#### [Exercise description]
Beginning with the line where "Output a JSON" appears, retype every remaining line of the data below, both the first and last included.

Figure record extracts
□ □ □ □ □
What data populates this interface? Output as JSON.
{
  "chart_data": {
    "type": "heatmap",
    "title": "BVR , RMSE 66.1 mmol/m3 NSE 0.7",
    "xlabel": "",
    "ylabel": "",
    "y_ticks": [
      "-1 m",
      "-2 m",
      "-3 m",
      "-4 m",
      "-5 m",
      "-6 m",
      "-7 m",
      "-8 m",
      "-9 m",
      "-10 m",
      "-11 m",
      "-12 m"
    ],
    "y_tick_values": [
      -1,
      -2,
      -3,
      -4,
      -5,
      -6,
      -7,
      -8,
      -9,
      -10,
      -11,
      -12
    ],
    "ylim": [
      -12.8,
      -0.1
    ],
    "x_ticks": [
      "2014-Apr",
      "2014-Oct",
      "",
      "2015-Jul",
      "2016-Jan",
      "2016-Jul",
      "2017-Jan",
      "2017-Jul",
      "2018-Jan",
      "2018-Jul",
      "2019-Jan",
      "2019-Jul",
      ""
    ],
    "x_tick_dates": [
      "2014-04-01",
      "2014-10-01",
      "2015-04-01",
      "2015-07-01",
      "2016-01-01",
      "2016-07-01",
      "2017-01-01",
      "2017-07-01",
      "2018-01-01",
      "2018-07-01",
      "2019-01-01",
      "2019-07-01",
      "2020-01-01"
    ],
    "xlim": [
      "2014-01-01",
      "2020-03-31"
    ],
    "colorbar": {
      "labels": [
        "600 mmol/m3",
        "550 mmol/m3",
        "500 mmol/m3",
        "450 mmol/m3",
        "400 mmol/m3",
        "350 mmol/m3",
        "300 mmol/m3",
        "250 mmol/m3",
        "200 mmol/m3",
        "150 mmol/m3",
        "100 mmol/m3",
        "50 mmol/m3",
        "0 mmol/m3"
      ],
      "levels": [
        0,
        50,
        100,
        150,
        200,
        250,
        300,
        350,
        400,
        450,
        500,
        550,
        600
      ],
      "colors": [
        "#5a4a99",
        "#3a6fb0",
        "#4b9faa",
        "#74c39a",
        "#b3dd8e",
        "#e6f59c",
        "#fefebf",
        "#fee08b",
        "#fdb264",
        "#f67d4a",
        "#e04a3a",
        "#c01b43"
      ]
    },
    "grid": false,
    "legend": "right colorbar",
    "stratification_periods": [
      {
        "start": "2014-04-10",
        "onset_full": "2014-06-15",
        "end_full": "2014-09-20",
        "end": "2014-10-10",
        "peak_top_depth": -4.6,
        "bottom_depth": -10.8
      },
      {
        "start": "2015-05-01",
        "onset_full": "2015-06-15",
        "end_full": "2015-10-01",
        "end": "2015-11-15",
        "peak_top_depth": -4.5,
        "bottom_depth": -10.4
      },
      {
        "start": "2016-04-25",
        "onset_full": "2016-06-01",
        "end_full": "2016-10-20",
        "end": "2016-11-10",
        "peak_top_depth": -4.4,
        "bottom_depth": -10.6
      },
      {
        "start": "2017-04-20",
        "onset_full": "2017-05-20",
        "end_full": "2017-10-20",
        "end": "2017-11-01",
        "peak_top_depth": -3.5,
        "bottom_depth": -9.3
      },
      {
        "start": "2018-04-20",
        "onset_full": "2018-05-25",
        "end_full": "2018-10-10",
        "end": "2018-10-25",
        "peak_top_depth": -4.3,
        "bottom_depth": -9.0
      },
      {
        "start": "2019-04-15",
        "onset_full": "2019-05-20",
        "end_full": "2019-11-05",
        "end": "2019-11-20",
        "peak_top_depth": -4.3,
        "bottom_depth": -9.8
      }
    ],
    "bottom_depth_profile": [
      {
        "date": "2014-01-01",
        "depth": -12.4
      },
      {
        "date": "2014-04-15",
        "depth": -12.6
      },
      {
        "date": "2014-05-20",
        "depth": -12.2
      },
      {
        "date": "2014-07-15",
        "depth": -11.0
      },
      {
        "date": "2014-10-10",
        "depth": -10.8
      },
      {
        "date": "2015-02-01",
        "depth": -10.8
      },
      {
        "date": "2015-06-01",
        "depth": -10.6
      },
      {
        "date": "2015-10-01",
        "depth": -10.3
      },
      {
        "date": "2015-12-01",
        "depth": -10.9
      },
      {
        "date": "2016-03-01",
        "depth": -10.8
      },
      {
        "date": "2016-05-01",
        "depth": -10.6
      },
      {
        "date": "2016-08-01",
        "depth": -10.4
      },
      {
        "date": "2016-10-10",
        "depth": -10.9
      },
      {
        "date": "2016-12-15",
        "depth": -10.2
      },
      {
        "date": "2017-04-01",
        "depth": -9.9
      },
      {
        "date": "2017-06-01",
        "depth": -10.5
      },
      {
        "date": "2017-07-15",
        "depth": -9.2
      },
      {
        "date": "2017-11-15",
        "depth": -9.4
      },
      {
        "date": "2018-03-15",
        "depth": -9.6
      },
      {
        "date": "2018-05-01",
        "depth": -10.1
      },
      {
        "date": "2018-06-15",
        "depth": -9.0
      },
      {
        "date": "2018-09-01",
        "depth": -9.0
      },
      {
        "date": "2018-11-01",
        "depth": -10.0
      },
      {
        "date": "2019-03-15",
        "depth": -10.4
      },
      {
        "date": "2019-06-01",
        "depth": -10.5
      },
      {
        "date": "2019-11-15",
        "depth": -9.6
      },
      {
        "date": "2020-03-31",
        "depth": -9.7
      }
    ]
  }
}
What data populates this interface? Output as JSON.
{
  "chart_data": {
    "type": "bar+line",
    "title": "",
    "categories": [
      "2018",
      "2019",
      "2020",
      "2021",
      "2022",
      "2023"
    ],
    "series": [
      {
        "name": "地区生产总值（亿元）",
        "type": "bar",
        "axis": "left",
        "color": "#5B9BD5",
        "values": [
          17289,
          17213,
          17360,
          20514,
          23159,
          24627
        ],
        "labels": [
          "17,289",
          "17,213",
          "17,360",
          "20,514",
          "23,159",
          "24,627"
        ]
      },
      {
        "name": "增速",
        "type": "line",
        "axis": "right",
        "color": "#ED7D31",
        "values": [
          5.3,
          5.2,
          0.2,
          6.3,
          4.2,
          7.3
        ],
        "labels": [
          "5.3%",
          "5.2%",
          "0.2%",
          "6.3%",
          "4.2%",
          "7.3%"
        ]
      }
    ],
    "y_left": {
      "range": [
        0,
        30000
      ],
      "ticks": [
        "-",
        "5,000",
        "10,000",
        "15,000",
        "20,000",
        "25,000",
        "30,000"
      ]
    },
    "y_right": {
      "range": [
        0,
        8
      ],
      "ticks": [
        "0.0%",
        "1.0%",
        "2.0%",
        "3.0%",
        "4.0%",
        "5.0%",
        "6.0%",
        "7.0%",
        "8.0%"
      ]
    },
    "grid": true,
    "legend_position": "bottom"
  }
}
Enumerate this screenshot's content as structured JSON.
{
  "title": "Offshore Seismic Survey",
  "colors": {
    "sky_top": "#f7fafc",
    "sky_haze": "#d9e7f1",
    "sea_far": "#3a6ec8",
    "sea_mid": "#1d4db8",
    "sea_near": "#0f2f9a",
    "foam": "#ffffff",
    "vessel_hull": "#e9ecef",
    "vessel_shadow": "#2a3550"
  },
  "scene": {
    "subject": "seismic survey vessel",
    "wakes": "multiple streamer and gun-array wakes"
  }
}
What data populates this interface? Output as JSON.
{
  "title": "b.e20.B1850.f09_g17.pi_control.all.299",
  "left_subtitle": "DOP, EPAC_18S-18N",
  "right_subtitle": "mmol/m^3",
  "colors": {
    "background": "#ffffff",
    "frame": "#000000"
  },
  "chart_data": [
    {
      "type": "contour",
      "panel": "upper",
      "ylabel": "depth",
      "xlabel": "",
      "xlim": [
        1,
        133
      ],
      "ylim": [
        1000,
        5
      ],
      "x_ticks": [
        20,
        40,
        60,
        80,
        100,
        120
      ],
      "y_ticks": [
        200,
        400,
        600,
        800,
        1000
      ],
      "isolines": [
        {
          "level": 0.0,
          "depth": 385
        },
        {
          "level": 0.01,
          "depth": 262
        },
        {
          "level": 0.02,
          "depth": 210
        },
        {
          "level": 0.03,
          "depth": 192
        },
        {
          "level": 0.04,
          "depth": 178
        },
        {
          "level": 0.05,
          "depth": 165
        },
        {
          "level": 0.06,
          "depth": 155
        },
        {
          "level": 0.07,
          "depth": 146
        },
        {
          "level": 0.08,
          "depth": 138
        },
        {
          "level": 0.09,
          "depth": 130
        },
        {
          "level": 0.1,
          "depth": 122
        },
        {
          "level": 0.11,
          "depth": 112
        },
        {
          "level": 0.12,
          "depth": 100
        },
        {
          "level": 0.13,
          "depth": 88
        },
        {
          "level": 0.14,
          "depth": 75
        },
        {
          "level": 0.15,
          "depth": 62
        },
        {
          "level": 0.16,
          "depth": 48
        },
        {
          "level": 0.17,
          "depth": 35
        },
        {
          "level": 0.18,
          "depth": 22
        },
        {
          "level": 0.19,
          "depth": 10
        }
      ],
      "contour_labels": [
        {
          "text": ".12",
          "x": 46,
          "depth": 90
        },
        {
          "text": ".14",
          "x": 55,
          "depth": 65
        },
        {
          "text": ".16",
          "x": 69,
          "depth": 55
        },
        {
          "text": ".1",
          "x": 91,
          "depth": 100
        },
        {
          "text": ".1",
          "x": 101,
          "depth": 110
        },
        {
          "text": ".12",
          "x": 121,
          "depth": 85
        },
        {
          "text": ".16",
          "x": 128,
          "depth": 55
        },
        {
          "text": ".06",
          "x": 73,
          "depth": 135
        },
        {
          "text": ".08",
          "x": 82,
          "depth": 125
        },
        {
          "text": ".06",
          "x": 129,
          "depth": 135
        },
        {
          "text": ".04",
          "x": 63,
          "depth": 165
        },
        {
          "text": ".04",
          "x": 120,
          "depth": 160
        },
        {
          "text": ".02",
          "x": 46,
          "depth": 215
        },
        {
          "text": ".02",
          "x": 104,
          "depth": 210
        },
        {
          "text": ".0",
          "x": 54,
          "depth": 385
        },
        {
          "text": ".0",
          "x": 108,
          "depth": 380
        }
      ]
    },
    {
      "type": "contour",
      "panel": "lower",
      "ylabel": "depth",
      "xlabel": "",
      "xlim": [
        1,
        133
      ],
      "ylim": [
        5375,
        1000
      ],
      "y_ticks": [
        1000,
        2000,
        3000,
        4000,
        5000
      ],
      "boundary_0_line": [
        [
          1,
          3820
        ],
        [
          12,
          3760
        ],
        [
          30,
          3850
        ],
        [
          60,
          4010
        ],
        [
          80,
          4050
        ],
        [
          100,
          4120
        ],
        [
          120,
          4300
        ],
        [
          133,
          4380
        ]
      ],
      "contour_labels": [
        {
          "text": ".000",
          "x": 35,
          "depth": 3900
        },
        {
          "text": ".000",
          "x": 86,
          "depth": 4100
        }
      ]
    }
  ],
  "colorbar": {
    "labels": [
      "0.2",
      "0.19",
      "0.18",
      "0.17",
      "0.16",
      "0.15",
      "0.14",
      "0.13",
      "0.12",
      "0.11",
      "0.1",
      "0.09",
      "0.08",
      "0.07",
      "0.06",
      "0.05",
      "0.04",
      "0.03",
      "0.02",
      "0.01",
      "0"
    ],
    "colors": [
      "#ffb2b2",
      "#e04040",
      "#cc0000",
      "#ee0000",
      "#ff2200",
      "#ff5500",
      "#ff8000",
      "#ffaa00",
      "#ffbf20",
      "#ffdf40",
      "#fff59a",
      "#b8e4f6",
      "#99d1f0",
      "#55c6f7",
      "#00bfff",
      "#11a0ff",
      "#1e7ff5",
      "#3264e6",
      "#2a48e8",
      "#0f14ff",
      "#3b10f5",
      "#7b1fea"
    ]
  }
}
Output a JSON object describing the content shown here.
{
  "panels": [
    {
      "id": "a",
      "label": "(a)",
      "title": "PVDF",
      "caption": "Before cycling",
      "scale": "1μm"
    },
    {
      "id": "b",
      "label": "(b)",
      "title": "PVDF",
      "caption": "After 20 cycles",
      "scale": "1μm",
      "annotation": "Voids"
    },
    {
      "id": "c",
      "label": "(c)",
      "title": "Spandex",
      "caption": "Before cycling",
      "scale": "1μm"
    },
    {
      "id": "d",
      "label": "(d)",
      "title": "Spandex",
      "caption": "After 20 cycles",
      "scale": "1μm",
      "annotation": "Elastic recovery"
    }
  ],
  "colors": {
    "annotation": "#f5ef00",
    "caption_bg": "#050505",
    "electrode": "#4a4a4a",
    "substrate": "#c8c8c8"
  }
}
□ □ □ □ □
#### [Correct answer]
Output a JSON object describing the content shown here.
{
  "panels": [
    {
      "id": "a",
      "label": "(a)",
      "title": "PVDF",
      "caption": "Before cycling",
      "scale": "1μm"
    },
    {
      "id": "b",
      "label": "(b)",
      "title": "PVDF",
      "caption": "After 20 cycles",
      "scale": "1μm",
      "annotation": "Voids"
    },
    {
      "id": "c",
      "label": "(c)",
      "title": "Spandex",
      "caption": "Before cycling",
      "scale": "1μm"
    },
    {
      "id": "d",
      "label": "(d)",
      "title": "Spandex",
      "caption": "After 20 cycles",
      "scale": "1μm",
      "annotation": "Elastic recovery"
    }
  ],
  "colors": {
    "annotation": "#f5ef00",
    "caption_bg": "#050505",
    "electrode": "#4a4a4a",
    "substrate": "#c8c8c8"
  }
}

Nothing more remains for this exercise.